** DATA TO PROCESS **
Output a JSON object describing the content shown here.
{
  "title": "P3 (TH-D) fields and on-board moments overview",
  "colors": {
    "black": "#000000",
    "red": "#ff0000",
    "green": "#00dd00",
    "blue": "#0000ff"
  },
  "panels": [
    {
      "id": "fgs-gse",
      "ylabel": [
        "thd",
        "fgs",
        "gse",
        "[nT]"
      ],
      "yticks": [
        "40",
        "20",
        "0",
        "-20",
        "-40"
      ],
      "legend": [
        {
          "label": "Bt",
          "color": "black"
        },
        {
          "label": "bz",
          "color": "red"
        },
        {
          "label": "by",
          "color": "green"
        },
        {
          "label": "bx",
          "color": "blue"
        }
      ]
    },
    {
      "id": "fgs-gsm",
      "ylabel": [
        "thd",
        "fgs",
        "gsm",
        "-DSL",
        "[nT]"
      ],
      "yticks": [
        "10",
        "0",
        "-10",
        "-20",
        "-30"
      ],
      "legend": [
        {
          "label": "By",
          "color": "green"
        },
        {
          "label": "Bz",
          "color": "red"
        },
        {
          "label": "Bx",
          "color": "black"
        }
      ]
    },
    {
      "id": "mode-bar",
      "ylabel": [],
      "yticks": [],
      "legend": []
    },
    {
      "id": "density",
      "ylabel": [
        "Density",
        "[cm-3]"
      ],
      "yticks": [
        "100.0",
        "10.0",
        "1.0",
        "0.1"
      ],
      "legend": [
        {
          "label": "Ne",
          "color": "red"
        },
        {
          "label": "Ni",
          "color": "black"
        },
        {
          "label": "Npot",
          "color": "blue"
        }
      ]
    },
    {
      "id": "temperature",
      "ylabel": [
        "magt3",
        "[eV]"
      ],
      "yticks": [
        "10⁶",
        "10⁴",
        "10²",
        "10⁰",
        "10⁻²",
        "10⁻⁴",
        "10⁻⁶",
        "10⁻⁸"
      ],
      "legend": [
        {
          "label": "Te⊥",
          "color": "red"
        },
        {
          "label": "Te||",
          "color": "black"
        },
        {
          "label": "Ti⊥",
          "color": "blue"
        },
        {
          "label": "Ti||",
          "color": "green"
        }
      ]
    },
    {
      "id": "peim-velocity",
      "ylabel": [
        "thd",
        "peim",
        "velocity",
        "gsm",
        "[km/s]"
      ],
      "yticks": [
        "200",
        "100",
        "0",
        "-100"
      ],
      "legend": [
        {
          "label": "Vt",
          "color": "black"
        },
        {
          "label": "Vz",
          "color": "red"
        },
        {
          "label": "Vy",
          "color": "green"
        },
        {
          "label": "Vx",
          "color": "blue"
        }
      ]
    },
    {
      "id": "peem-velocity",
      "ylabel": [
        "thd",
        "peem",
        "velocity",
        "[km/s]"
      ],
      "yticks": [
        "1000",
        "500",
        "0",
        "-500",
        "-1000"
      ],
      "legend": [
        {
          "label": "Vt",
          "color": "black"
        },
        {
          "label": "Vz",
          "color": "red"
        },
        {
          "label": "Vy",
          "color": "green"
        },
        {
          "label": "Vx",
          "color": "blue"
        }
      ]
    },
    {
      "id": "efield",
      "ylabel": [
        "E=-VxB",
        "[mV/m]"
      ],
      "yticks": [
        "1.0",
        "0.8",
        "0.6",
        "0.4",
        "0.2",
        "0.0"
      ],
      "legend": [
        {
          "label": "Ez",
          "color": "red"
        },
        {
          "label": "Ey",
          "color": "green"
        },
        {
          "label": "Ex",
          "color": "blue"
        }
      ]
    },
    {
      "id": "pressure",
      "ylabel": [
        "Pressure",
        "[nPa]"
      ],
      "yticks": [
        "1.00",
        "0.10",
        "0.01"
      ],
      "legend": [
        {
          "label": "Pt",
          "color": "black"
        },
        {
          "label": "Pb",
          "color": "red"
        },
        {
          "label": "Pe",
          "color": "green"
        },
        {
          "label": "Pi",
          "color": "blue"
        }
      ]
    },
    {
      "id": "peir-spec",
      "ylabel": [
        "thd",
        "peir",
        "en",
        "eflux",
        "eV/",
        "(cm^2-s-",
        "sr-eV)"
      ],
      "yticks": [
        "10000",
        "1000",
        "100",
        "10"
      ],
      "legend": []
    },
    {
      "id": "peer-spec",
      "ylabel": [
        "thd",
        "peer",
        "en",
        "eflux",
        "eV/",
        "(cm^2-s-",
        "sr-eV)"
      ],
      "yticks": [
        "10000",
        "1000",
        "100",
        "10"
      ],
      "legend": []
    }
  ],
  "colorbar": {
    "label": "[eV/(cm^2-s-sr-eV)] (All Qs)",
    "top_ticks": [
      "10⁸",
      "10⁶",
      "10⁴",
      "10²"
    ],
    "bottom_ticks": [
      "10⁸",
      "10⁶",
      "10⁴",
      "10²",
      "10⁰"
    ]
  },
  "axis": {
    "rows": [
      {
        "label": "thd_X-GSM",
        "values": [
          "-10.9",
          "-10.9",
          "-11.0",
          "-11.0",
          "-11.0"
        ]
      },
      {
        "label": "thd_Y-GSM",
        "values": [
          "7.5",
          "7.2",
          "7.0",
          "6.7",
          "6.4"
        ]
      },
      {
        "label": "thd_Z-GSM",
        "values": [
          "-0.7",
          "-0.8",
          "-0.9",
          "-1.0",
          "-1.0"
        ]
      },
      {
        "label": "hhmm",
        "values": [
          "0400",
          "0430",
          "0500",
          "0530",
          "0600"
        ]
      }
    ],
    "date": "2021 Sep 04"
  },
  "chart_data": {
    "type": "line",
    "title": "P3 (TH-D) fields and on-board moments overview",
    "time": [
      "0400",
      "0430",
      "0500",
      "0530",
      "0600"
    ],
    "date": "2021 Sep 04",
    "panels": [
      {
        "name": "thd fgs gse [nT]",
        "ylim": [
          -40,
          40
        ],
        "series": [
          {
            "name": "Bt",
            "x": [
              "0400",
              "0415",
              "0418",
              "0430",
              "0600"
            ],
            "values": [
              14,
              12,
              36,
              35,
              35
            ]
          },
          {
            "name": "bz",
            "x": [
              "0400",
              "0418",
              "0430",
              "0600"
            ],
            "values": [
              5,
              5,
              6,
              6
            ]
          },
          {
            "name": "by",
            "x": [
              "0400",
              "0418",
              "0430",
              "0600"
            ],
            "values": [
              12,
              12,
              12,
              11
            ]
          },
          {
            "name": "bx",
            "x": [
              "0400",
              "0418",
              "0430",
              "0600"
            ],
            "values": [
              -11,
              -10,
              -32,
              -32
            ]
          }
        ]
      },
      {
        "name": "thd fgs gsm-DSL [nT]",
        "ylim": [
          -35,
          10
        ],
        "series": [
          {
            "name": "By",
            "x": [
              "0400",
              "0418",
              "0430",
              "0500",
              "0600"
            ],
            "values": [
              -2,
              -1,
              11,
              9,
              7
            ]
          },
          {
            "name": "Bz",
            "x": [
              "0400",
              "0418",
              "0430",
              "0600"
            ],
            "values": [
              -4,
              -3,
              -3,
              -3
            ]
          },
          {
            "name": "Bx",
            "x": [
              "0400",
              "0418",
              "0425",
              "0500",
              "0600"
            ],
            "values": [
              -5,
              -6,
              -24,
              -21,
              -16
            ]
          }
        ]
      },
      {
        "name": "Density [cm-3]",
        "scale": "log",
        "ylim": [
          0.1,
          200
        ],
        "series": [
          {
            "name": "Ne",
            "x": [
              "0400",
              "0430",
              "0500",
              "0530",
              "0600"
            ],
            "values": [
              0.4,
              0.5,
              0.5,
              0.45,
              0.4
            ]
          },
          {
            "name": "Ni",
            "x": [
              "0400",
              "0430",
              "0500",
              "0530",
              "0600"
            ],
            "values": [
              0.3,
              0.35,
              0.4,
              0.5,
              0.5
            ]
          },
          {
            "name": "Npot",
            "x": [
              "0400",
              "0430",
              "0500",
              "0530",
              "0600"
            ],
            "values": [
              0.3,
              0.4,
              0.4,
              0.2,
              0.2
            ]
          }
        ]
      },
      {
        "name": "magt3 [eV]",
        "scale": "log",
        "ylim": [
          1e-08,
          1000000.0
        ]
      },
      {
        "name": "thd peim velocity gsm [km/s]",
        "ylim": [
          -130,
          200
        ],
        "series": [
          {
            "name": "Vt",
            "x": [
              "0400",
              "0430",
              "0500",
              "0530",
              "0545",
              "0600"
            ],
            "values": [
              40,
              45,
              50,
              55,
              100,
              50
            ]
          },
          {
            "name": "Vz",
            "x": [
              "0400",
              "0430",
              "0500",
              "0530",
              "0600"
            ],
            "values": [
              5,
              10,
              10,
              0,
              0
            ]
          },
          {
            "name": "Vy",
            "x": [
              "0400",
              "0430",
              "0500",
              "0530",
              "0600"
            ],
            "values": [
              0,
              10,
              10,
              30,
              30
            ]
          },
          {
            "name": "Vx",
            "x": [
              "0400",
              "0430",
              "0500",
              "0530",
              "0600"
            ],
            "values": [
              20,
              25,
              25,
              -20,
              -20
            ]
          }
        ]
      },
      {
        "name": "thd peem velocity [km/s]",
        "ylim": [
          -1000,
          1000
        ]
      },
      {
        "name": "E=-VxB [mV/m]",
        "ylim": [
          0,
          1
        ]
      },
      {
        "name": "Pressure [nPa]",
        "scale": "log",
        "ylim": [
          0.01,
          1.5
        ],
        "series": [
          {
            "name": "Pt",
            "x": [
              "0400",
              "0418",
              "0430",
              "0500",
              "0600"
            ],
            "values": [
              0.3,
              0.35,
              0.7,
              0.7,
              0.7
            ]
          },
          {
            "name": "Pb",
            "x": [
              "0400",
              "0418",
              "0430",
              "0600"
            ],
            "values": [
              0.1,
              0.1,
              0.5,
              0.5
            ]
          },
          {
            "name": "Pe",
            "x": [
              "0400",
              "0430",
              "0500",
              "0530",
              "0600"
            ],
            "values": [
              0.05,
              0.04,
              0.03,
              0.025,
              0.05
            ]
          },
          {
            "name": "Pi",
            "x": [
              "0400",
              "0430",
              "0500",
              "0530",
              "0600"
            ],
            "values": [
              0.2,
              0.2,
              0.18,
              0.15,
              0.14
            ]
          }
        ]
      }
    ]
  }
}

** OBJECTIVE **
Every line that holds the string "velocity" should be returned.

** EXERCISE OUTPUT **
      "id": "peim-velocity",
        "velocity",
      "id": "peem-velocity",
        "velocity",
        "name": "thd peim velocity gsm [km/s]",
        "name": "thd peem velocity [km/s]",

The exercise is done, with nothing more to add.